### Records for processing ###
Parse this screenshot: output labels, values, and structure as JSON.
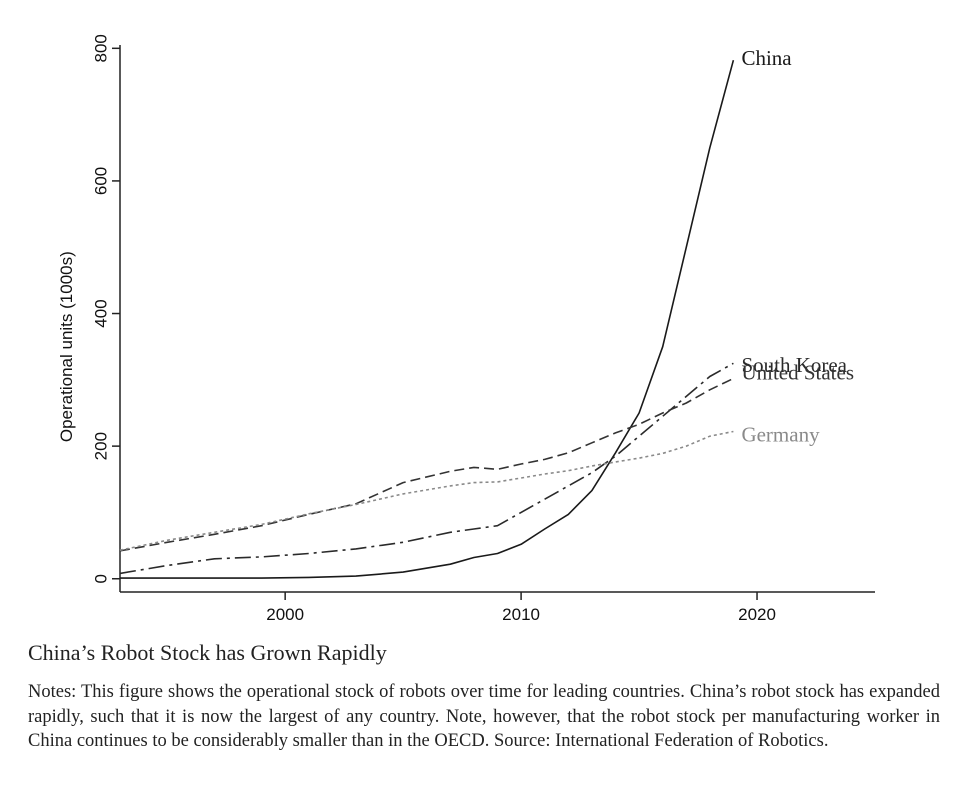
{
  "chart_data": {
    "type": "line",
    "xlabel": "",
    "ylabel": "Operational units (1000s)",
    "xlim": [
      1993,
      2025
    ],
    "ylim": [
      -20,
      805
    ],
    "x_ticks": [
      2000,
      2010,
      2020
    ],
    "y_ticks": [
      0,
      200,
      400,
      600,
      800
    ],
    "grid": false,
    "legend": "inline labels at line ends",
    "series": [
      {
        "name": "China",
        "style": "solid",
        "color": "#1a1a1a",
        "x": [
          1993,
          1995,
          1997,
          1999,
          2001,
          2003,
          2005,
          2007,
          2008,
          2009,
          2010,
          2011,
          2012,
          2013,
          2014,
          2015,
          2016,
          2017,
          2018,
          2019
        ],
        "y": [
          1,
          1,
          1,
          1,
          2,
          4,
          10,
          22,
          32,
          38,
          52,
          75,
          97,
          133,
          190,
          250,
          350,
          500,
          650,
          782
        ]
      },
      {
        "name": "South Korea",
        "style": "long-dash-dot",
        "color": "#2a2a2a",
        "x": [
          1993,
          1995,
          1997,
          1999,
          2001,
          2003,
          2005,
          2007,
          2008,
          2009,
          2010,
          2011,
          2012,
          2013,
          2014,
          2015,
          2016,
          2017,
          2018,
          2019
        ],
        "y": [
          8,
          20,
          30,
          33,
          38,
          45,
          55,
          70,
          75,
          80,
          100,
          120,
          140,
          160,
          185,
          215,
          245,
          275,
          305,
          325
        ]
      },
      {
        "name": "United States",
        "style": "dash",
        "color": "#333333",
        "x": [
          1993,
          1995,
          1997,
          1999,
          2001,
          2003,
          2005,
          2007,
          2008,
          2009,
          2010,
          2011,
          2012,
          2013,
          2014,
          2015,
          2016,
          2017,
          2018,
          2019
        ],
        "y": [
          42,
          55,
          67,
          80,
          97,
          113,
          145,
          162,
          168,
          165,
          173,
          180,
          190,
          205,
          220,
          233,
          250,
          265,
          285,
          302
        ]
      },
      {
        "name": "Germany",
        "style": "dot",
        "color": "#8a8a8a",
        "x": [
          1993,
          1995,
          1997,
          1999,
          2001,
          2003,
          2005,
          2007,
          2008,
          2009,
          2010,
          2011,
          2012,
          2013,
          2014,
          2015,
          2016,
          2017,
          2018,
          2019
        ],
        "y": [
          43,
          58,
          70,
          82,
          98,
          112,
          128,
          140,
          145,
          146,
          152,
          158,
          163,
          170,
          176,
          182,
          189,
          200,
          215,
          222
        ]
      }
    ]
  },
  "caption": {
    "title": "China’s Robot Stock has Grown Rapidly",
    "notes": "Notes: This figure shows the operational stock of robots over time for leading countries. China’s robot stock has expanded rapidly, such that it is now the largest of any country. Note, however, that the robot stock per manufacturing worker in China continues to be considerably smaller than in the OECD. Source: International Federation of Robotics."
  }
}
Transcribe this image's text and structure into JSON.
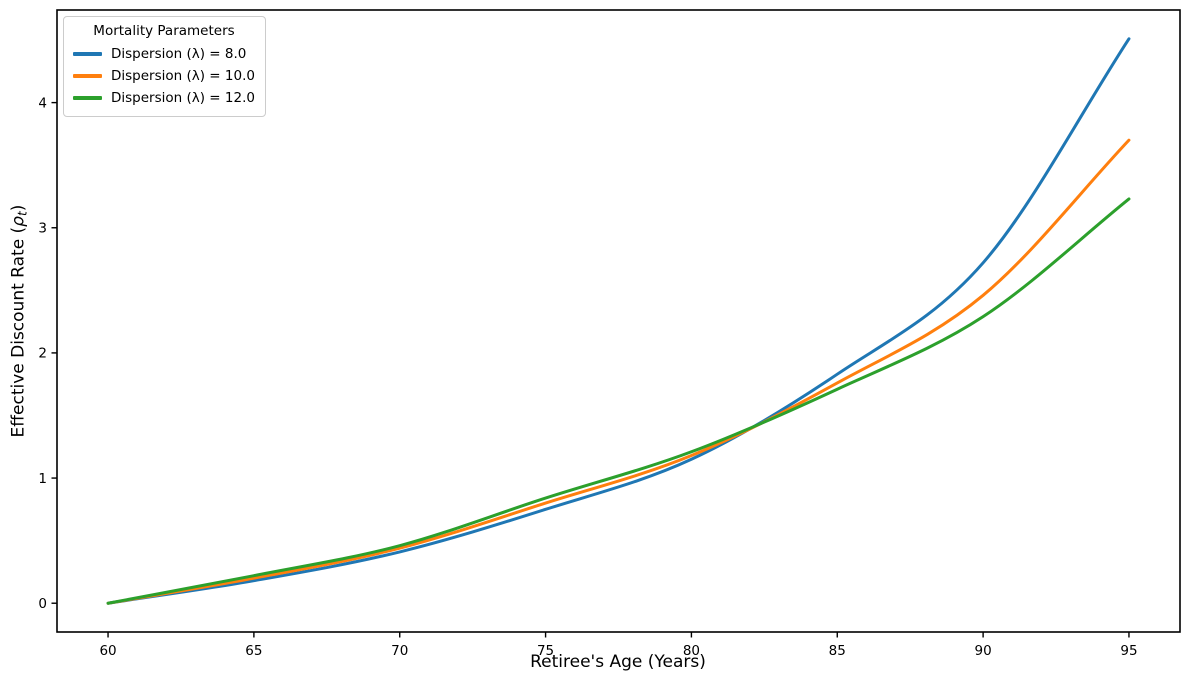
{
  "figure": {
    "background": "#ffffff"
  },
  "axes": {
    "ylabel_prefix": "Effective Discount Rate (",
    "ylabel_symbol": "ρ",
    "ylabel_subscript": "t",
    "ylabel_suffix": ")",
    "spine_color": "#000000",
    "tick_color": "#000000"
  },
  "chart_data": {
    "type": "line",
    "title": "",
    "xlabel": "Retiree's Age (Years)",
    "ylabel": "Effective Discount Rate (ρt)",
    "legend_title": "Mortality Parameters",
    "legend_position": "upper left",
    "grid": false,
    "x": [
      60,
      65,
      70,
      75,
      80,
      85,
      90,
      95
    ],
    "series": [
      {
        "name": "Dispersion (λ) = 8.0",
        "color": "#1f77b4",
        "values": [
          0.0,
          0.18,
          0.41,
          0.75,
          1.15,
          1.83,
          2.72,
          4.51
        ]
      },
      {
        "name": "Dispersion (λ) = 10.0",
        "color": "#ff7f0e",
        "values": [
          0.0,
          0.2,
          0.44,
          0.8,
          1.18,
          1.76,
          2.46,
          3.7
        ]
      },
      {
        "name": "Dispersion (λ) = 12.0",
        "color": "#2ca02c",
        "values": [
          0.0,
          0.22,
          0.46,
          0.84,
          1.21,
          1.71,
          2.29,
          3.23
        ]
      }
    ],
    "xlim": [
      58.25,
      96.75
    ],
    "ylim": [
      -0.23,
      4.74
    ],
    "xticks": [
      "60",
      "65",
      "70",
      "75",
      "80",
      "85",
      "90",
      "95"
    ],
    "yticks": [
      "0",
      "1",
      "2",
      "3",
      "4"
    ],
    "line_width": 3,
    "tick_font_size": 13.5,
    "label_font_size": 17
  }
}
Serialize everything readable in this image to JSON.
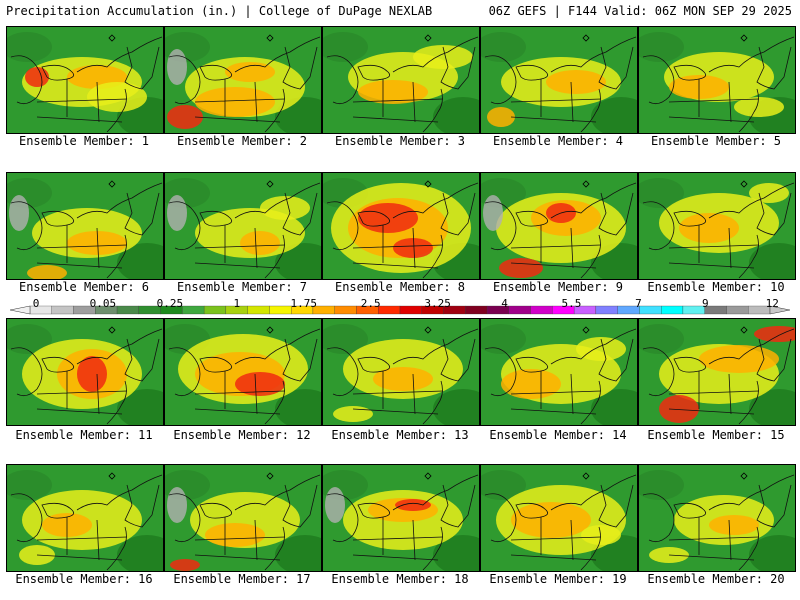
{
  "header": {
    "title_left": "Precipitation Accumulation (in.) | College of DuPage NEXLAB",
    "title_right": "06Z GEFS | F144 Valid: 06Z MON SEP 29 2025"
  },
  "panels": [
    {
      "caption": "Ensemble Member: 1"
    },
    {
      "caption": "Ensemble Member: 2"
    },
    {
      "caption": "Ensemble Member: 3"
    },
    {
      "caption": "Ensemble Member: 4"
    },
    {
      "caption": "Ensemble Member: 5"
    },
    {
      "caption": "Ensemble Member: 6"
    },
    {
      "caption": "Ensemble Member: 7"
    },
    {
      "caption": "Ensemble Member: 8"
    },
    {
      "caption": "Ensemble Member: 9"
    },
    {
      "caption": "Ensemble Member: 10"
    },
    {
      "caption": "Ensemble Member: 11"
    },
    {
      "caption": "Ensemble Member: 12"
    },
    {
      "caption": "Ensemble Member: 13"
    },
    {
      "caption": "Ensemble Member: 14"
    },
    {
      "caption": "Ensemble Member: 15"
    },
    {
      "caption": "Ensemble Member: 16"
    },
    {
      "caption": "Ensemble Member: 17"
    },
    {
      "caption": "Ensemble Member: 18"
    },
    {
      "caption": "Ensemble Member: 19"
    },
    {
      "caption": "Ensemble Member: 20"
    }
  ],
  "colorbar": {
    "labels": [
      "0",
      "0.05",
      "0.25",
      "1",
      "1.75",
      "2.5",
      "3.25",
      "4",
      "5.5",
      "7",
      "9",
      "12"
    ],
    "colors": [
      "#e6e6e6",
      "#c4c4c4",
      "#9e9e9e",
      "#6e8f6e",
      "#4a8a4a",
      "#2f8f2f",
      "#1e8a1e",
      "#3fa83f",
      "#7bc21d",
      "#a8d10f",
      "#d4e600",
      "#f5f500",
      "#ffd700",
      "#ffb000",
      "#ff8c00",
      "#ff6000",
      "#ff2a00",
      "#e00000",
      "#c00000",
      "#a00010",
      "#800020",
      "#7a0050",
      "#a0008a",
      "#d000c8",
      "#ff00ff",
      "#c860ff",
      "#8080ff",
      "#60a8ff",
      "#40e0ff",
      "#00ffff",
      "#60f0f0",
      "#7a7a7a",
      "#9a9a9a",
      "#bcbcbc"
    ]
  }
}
###
__Exercise prompt__
The records above must be printed exactly; the pictures stay out.

__Result of the exercise__
Parse this screenshot: output labels, values, and structure as JSON.
{
  "chart_data": {
    "type": "line",
    "xlabel": "",
    "ylabel": "Operational units (1000s)",
    "xlim": [
      1993,
      2025
    ],
    "ylim": [
      -20,
      805
    ],
    "x_ticks": [
      2000,
      2010,
      2020
    ],
    "y_ticks": [
      0,
      200,
      400,
      600,
      800
    ],
    "grid": false,
    "legend": "inline labels at line ends",
    "series": [
      {
        "name": "China",
        "style": "solid",
        "color": "#1a1a1a",
        "x": [
          1993,
          1995,
          1997,
          1999,
          2001,
          2003,
          2005,
          2007,
          2008,
          2009,
          2010,
          2011,
          2012,
          2013,
          2014,
          2015,
          2016,
          2017,
          2018,
          2019
        ],
        "y": [
          1,
          1,
          1,
          1,
          2,
          4,
          10,
          22,
          32,
          38,
          52,
          75,
          97,
          133,
          190,
          250,
          350,
          500,
          650,
          782
        ]
      },
      {
        "name": "South Korea",
        "style": "long-dash-dot",
        "color": "#2a2a2a",
        "x": [
          1993,
          1995,
          1997,
          1999,
          2001,
          2003,
          2005,
          2007,
          2008,
          2009,
          2010,
          2011,
          2012,
          2013,
          2014,
          2015,
          2016,
          2017,
          2018,
          2019
        ],
        "y": [
          8,
          20,
          30,
          33,
          38,
          45,
          55,
          70,
          75,
          80,
          100,
          120,
          140,
          160,
          185,
          215,
          245,
          275,
          305,
          325
        ]
      },
      {
        "name": "United States",
        "style": "dash",
        "color": "#333333",
        "x": [
          1993,
          1995,
          1997,
          1999,
          2001,
          2003,
          2005,
          2007,
          2008,
          2009,
          2010,
          2011,
          2012,
          2013,
          2014,
          2015,
          2016,
          2017,
          2018,
          2019
        ],
        "y": [
          42,
          55,
          67,
          80,
          97,
          113,
          145,
          162,
          168,
          165,
          173,
          180,
          190,
          205,
          220,
          233,
          250,
          265,
          285,
          302
        ]
      },
      {
        "name": "Germany",
        "style": "dot",
        "color": "#8a8a8a",
        "x": [
          1993,
          1995,
          1997,
          1999,
          2001,
          2003,
          2005,
          2007,
          2008,
          2009,
          2010,
          2011,
          2012,
          2013,
          2014,
          2015,
          2016,
          2017,
          2018,
          2019
        ],
        "y": [
          43,
          58,
          70,
          82,
          98,
          112,
          128,
          140,
          145,
          146,
          152,
          158,
          163,
          170,
          176,
          182,
          189,
          200,
          215,
          222
        ]
      }
    ]
  },
  "caption": {
    "title": "China’s Robot Stock has Grown Rapidly",
    "notes": "Notes: This figure shows the operational stock of robots over time for leading countries. China’s robot stock has expanded rapidly, such that it is now the largest of any country. Note, however, that the robot stock per manufacturing worker in China continues to be considerably smaller than in the OECD. Source: International Federation of Robotics."
  }
}
Transcribe this image's text and structure into JSON.
{
  "figure": {
    "background": "#ffffff"
  },
  "axes": {
    "ylabel_prefix": "Effective Discount Rate (",
    "ylabel_symbol": "ρ",
    "ylabel_subscript": "t",
    "ylabel_suffix": ")",
    "spine_color": "#000000",
    "tick_color": "#000000"
  },
  "chart_data": {
    "type": "line",
    "title": "",
    "xlabel": "Retiree's Age (Years)",
    "ylabel": "Effective Discount Rate (ρt)",
    "legend_title": "Mortality Parameters",
    "legend_position": "upper left",
    "grid": false,
    "x": [
      60,
      65,
      70,
      75,
      80,
      85,
      90,
      95
    ],
    "series": [
      {
        "name": "Dispersion (λ) = 8.0",
        "color": "#1f77b4",
        "values": [
          0.0,
          0.18,
          0.41,
          0.75,
          1.15,
          1.83,
          2.72,
          4.51
        ]
      },
      {
        "name": "Dispersion (λ) = 10.0",
        "color": "#ff7f0e",
        "values": [
          0.0,
          0.2,
          0.44,
          0.8,
          1.18,
          1.76,
          2.46,
          3.7
        ]
      },
      {
        "name": "Dispersion (λ) = 12.0",
        "color": "#2ca02c",
        "values": [
          0.0,
          0.22,
          0.46,
          0.84,
          1.21,
          1.71,
          2.29,
          3.23
        ]
      }
    ],
    "xlim": [
      58.25,
      96.75
    ],
    "ylim": [
      -0.23,
      4.74
    ],
    "xticks": [
      "60",
      "65",
      "70",
      "75",
      "80",
      "85",
      "90",
      "95"
    ],
    "yticks": [
      "0",
      "1",
      "2",
      "3",
      "4"
    ],
    "line_width": 3,
    "tick_font_size": 13.5,
    "label_font_size": 17
  }
}
Serialize everything readable in this image to JSON.
{
  "header": {
    "title_left": "Precipitation Accumulation (in.) | College of DuPage NEXLAB",
    "title_right": "06Z GEFS | F144 Valid: 06Z MON SEP 29 2025"
  },
  "panels": [
    {
      "caption": "Ensemble Member: 1"
    },
    {
      "caption": "Ensemble Member: 2"
    },
    {
      "caption": "Ensemble Member: 3"
    },
    {
      "caption": "Ensemble Member: 4"
    },
    {
      "caption": "Ensemble Member: 5"
    },
    {
      "caption": "Ensemble Member: 6"
    },
    {
      "caption": "Ensemble Member: 7"
    },
    {
      "caption": "Ensemble Member: 8"
    },
    {
      "caption": "Ensemble Member: 9"
    },
    {
      "caption": "Ensemble Member: 10"
    },
    {
      "caption": "Ensemble Member: 11"
    },
    {
      "caption": "Ensemble Member: 12"
    },
    {
      "caption": "Ensemble Member: 13"
    },
    {
      "caption": "Ensemble Member: 14"
    },
    {
      "caption": "Ensemble Member: 15"
    },
    {
      "caption": "Ensemble Member: 16"
    },
    {
      "caption": "Ensemble Member: 17"
    },
    {
      "caption": "Ensemble Member: 18"
    },
    {
      "caption": "Ensemble Member: 19"
    },
    {
      "caption": "Ensemble Member: 20"
    }
  ],
  "colorbar": {
    "labels": [
      "0",
      "0.05",
      "0.25",
      "1",
      "1.75",
      "2.5",
      "3.25",
      "4",
      "5.5",
      "7",
      "9",
      "12"
    ],
    "colors": [
      "#e6e6e6",
      "#c4c4c4",
      "#9e9e9e",
      "#6e8f6e",
      "#4a8a4a",
      "#2f8f2f",
      "#1e8a1e",
      "#3fa83f",
      "#7bc21d",
      "#a8d10f",
      "#d4e600",
      "#f5f500",
      "#ffd700",
      "#ffb000",
      "#ff8c00",
      "#ff6000",
      "#ff2a00",
      "#e00000",
      "#c00000",
      "#a00010",
      "#800020",
      "#7a0050",
      "#a0008a",
      "#d000c8",
      "#ff00ff",
      "#c860ff",
      "#8080ff",
      "#60a8ff",
      "#40e0ff",
      "#00ffff",
      "#60f0f0",
      "#7a7a7a",
      "#9a9a9a",
      "#bcbcbc"
    ]
  }
}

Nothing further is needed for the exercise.